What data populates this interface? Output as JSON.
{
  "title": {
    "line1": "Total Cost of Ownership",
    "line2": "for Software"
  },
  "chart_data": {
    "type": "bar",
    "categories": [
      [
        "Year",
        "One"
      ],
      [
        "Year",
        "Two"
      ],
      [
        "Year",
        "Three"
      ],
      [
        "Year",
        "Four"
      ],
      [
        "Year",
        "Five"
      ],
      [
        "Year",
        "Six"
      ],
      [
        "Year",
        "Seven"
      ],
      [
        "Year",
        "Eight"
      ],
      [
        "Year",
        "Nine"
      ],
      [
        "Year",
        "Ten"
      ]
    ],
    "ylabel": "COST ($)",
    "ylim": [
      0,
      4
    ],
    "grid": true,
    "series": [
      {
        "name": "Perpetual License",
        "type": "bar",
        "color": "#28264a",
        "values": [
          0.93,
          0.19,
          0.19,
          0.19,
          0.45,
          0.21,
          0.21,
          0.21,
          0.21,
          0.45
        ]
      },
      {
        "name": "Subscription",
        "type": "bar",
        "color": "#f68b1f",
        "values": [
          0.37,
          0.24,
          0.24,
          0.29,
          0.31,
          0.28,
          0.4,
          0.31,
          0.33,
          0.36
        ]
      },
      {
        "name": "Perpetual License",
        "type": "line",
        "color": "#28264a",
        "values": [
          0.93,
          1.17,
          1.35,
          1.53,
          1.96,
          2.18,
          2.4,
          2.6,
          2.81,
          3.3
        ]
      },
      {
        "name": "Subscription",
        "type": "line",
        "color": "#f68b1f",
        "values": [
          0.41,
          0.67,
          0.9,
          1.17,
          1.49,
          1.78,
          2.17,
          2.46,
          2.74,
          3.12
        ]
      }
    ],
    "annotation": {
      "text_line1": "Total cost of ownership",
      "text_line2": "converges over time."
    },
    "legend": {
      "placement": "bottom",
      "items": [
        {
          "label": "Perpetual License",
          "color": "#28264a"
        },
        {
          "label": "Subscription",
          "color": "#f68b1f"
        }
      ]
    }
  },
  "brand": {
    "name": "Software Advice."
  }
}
########################################
The problem: Reproduce the material exactly, with every line intact.

Solved problem:
What data populates this interface? Output as JSON.
{
  "title": {
    "line1": "Total Cost of Ownership",
    "line2": "for Software"
  },
  "chart_data": {
    "type": "bar",
    "categories": [
      [
        "Year",
        "One"
      ],
      [
        "Year",
        "Two"
      ],
      [
        "Year",
        "Three"
      ],
      [
        "Year",
        "Four"
      ],
      [
        "Year",
        "Five"
      ],
      [
        "Year",
        "Six"
      ],
      [
        "Year",
        "Seven"
      ],
      [
        "Year",
        "Eight"
      ],
      [
        "Year",
        "Nine"
      ],
      [
        "Year",
        "Ten"
      ]
    ],
    "ylabel": "COST ($)",
    "ylim": [
      0,
      4
    ],
    "grid": true,
    "series": [
      {
        "name": "Perpetual License",
        "type": "bar",
        "color": "#28264a",
        "values": [
          0.93,
          0.19,
          0.19,
          0.19,
          0.45,
          0.21,
          0.21,
          0.21,
          0.21,
          0.45
        ]
      },
      {
        "name": "Subscription",
        "type": "bar",
        "color": "#f68b1f",
        "values": [
          0.37,
          0.24,
          0.24,
          0.29,
          0.31,
          0.28,
          0.4,
          0.31,
          0.33,
          0.36
        ]
      },
      {
        "name": "Perpetual License",
        "type": "line",
        "color": "#28264a",
        "values": [
          0.93,
          1.17,
          1.35,
          1.53,
          1.96,
          2.18,
          2.4,
          2.6,
          2.81,
          3.3
        ]
      },
      {
        "name": "Subscription",
        "type": "line",
        "color": "#f68b1f",
        "values": [
          0.41,
          0.67,
          0.9,
          1.17,
          1.49,
          1.78,
          2.17,
          2.46,
          2.74,
          3.12
        ]
      }
    ],
    "annotation": {
      "text_line1": "Total cost of ownership",
      "text_line2": "converges over time."
    },
    "legend": {
      "placement": "bottom",
      "items": [
        {
          "label": "Perpetual License",
          "color": "#28264a"
        },
        {
          "label": "Subscription",
          "color": "#f68b1f"
        }
      ]
    }
  },
  "brand": {
    "name": "Software Advice."
  }
}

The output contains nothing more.